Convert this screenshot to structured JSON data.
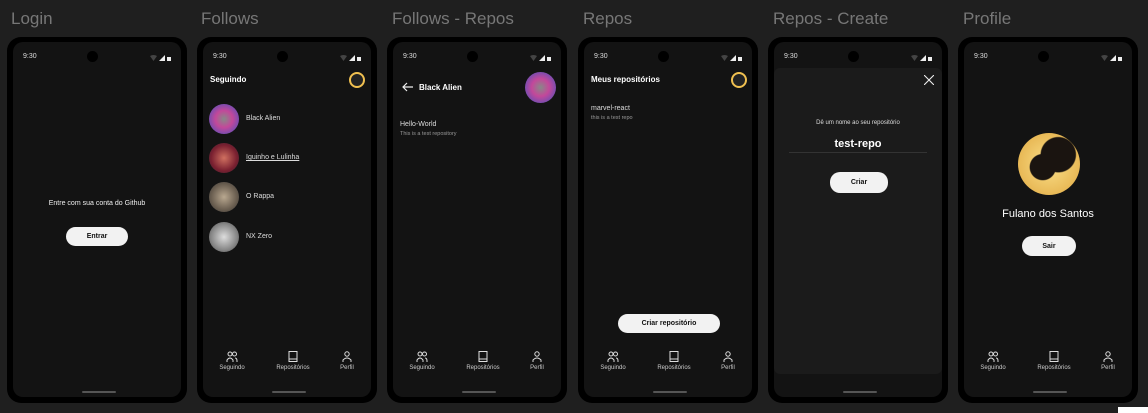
{
  "status_time": "9:30",
  "frames": {
    "login": {
      "title": "Login",
      "prompt": "Entre com sua conta do Github",
      "button": "Entrar"
    },
    "follows": {
      "title": "Follows",
      "header": "Seguindo",
      "items": [
        "Black Alien",
        "Iguinho e Lulinha",
        "O Rappa",
        "NX Zero"
      ]
    },
    "follows_repos": {
      "title": "Follows - Repos",
      "header": "Black Alien",
      "repo_name": "Hello-World",
      "repo_desc": "This is a test repository"
    },
    "repos": {
      "title": "Repos",
      "header": "Meus repositórios",
      "repo_name": "marvel-react",
      "repo_desc": "this is a test repo",
      "button": "Criar repositório"
    },
    "repos_create": {
      "title": "Repos - Create",
      "label": "Dê um nome ao seu repositório",
      "input_value": "test-repo",
      "button": "Criar"
    },
    "profile": {
      "title": "Profile",
      "name": "Fulano dos Santos",
      "button": "Sair"
    }
  },
  "nav": {
    "following": "Seguindo",
    "repos": "Repositórios",
    "profile": "Perfil"
  },
  "colors": {
    "canvas": "#1f1f1f",
    "screen": "#131313",
    "accent": "#f0c050"
  }
}
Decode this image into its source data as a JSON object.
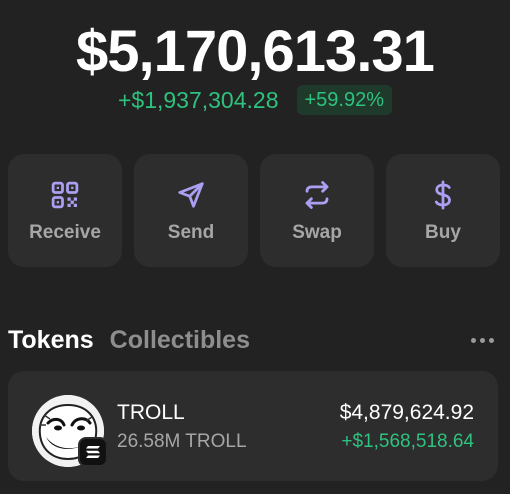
{
  "portfolio": {
    "balance": "$5,170,613.31",
    "change_abs": "+$1,937,304.28",
    "change_pct": "+59.92%"
  },
  "actions": [
    {
      "label": "Receive",
      "icon": "qr-code-icon"
    },
    {
      "label": "Send",
      "icon": "send-icon"
    },
    {
      "label": "Swap",
      "icon": "swap-icon"
    },
    {
      "label": "Buy",
      "icon": "dollar-icon"
    }
  ],
  "tabs": {
    "tokens": "Tokens",
    "collectibles": "Collectibles"
  },
  "tokens": [
    {
      "name": "TROLL",
      "amount": "26.58M TROLL",
      "value": "$4,879,624.92",
      "change": "+$1,568,518.64"
    }
  ],
  "colors": {
    "background": "#222222",
    "card": "#2d2d2d",
    "accent": "#ab9ff2",
    "positive": "#2ec27e"
  }
}
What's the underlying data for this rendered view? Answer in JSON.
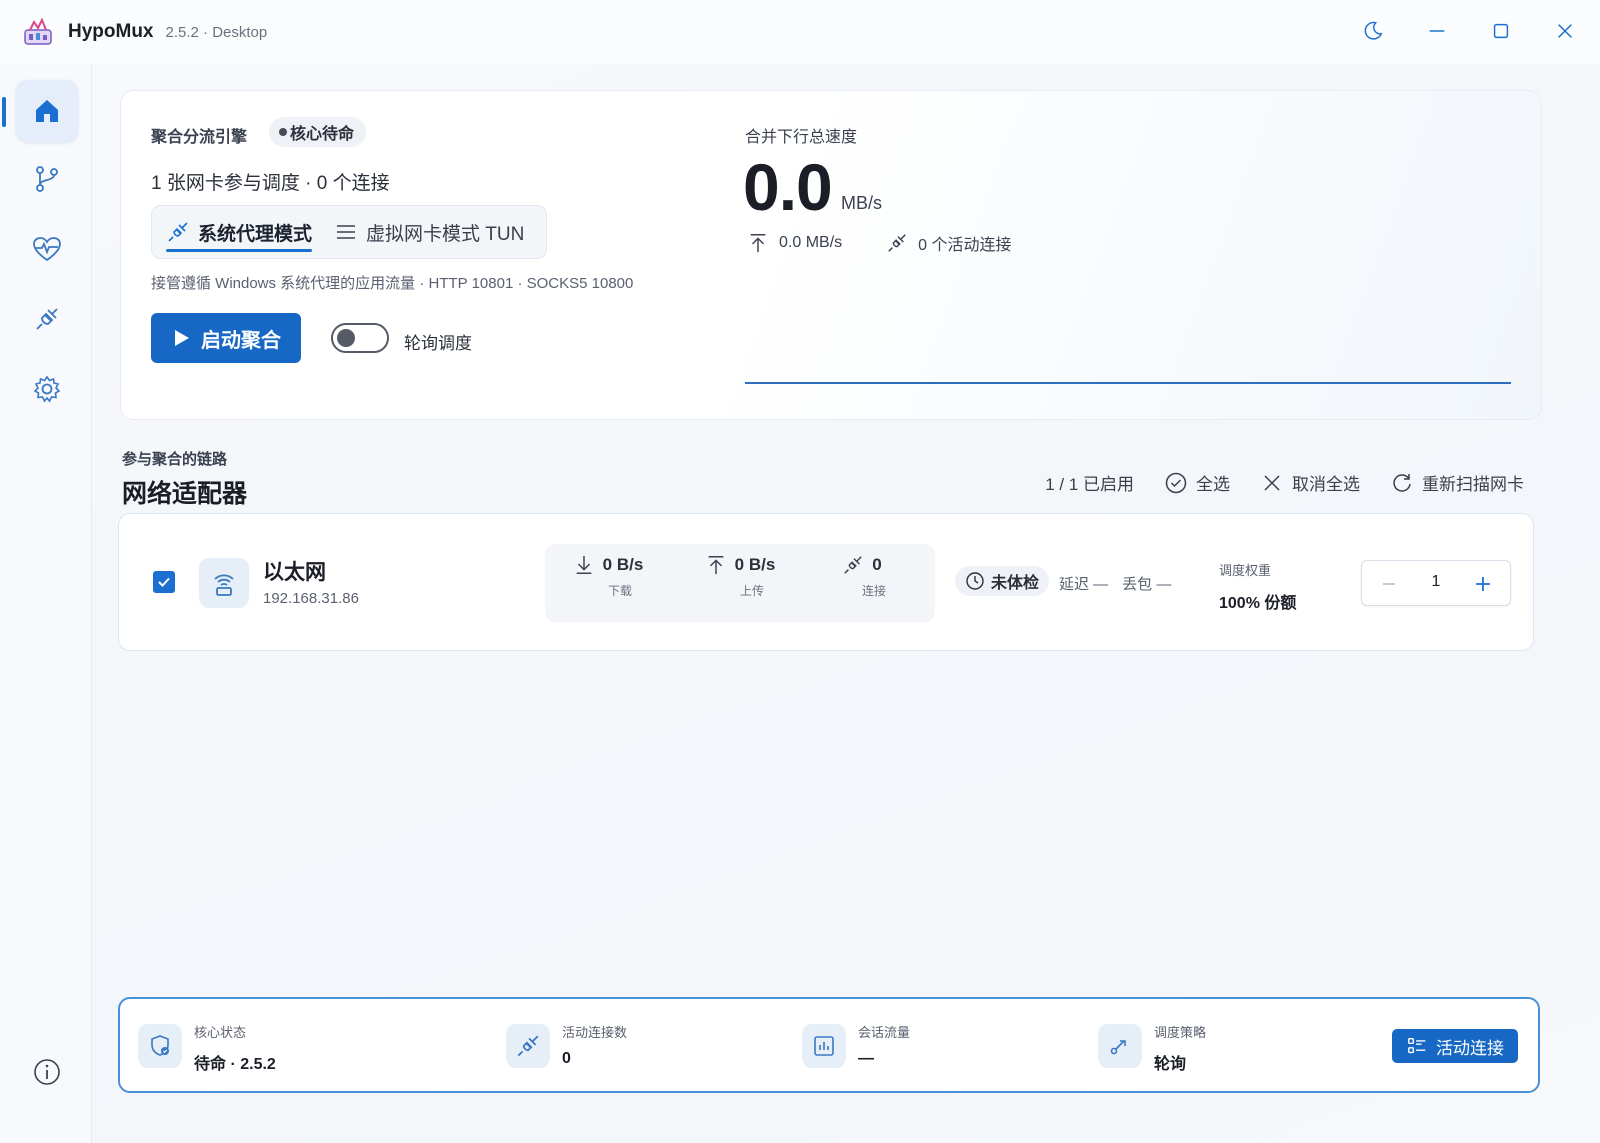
{
  "app": {
    "name": "HypoMux",
    "version": "2.5.2 · Desktop"
  },
  "engine": {
    "label": "聚合分流引擎",
    "status": "核心待命",
    "summary": "1 张网卡参与调度 · 0 个连接",
    "modes": [
      {
        "label": "系统代理模式",
        "active": true
      },
      {
        "label": "虚拟网卡模式 TUN",
        "active": false
      }
    ],
    "mode_desc": "接管遵循 Windows 系统代理的应用流量 · HTTP 10801 · SOCKS5 10800",
    "start_label": "启动聚合",
    "toggle_label": "轮询调度",
    "toggle_on": false
  },
  "speed": {
    "label": "合并下行总速度",
    "value": "0.0",
    "unit": "MB/s",
    "upload": "0.0 MB/s",
    "active_conns": "0 个活动连接"
  },
  "adapters": {
    "subtitle": "参与聚合的链路",
    "title": "网络适配器",
    "enabled_count": "1 / 1 已启用",
    "select_all": "全选",
    "deselect_all": "取消全选",
    "rescan": "重新扫描网卡",
    "items": [
      {
        "checked": true,
        "name": "以太网",
        "ip": "192.168.31.86",
        "download": "0 B/s",
        "download_label": "下载",
        "upload": "0 B/s",
        "upload_label": "上传",
        "connections": "0",
        "connections_label": "连接",
        "health": "未体检",
        "latency": "延迟 —",
        "loss": "丢包 —",
        "weight_label": "调度权重",
        "weight_share": "100% 份额",
        "weight_value": "1"
      }
    ]
  },
  "footer": {
    "core_label": "核心状态",
    "core_value": "待命 · 2.5.2",
    "conns_label": "活动连接数",
    "conns_value": "0",
    "traffic_label": "会话流量",
    "traffic_value": "—",
    "strategy_label": "调度策略",
    "strategy_value": "轮询",
    "button_label": "活动连接"
  },
  "colors": {
    "accent": "#1a6fd1",
    "primary_button": "#1668c4",
    "icon_tint": "#3a78c2"
  }
}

=-=-=

Exercise goal:
Make an exact copy of the whole listing, but don't bring over any pictures.

Exercise answer:
Convert this screenshot to structured JSON data.
{
  "status_time": "9:30",
  "frames": {
    "login": {
      "title": "Login",
      "prompt": "Entre com sua conta do Github",
      "button": "Entrar"
    },
    "follows": {
      "title": "Follows",
      "header": "Seguindo",
      "items": [
        "Black Alien",
        "Iguinho e Lulinha",
        "O Rappa",
        "NX Zero"
      ]
    },
    "follows_repos": {
      "title": "Follows - Repos",
      "header": "Black Alien",
      "repo_name": "Hello-World",
      "repo_desc": "This is a test repository"
    },
    "repos": {
      "title": "Repos",
      "header": "Meus repositórios",
      "repo_name": "marvel-react",
      "repo_desc": "this is a test repo",
      "button": "Criar repositório"
    },
    "repos_create": {
      "title": "Repos - Create",
      "label": "Dê um nome ao seu repositório",
      "input_value": "test-repo",
      "button": "Criar"
    },
    "profile": {
      "title": "Profile",
      "name": "Fulano dos Santos",
      "button": "Sair"
    }
  },
  "nav": {
    "following": "Seguindo",
    "repos": "Repositórios",
    "profile": "Perfil"
  },
  "colors": {
    "canvas": "#1f1f1f",
    "screen": "#131313",
    "accent": "#f0c050"
  }
}
Decode this image into its source data as a JSON object.
{
  "portfolio": {
    "balance": "$5,170,613.31",
    "change_abs": "+$1,937,304.28",
    "change_pct": "+59.92%"
  },
  "actions": [
    {
      "label": "Receive",
      "icon": "qr-code-icon"
    },
    {
      "label": "Send",
      "icon": "send-icon"
    },
    {
      "label": "Swap",
      "icon": "swap-icon"
    },
    {
      "label": "Buy",
      "icon": "dollar-icon"
    }
  ],
  "tabs": {
    "tokens": "Tokens",
    "collectibles": "Collectibles"
  },
  "tokens": [
    {
      "name": "TROLL",
      "amount": "26.58M TROLL",
      "value": "$4,879,624.92",
      "change": "+$1,568,518.64"
    }
  ],
  "colors": {
    "background": "#222222",
    "card": "#2d2d2d",
    "accent": "#ab9ff2",
    "positive": "#2ec27e"
  }
}
What's the underlying data for this rendered view? Answer in JSON.
{
  "app": {
    "name": "HypoMux",
    "version": "2.5.2 · Desktop"
  },
  "engine": {
    "label": "聚合分流引擎",
    "status": "核心待命",
    "summary": "1 张网卡参与调度 · 0 个连接",
    "modes": [
      {
        "label": "系统代理模式",
        "active": true
      },
      {
        "label": "虚拟网卡模式 TUN",
        "active": false
      }
    ],
    "mode_desc": "接管遵循 Windows 系统代理的应用流量 · HTTP 10801 · SOCKS5 10800",
    "start_label": "启动聚合",
    "toggle_label": "轮询调度",
    "toggle_on": false
  },
  "speed": {
    "label": "合并下行总速度",
    "value": "0.0",
    "unit": "MB/s",
    "upload": "0.0 MB/s",
    "active_conns": "0 个活动连接"
  },
  "adapters": {
    "subtitle": "参与聚合的链路",
    "title": "网络适配器",
    "enabled_count": "1 / 1 已启用",
    "select_all": "全选",
    "deselect_all": "取消全选",
    "rescan": "重新扫描网卡",
    "items": [
      {
        "checked": true,
        "name": "以太网",
        "ip": "192.168.31.86",
        "download": "0 B/s",
        "download_label": "下载",
        "upload": "0 B/s",
        "upload_label": "上传",
        "connections": "0",
        "connections_label": "连接",
        "health": "未体检",
        "latency": "延迟 —",
        "loss": "丢包 —",
        "weight_label": "调度权重",
        "weight_share": "100% 份额",
        "weight_value": "1"
      }
    ]
  },
  "footer": {
    "core_label": "核心状态",
    "core_value": "待命 · 2.5.2",
    "conns_label": "活动连接数",
    "conns_value": "0",
    "traffic_label": "会话流量",
    "traffic_value": "—",
    "strategy_label": "调度策略",
    "strategy_value": "轮询",
    "button_label": "活动连接"
  },
  "colors": {
    "accent": "#1a6fd1",
    "primary_button": "#1668c4",
    "icon_tint": "#3a78c2"
  }
}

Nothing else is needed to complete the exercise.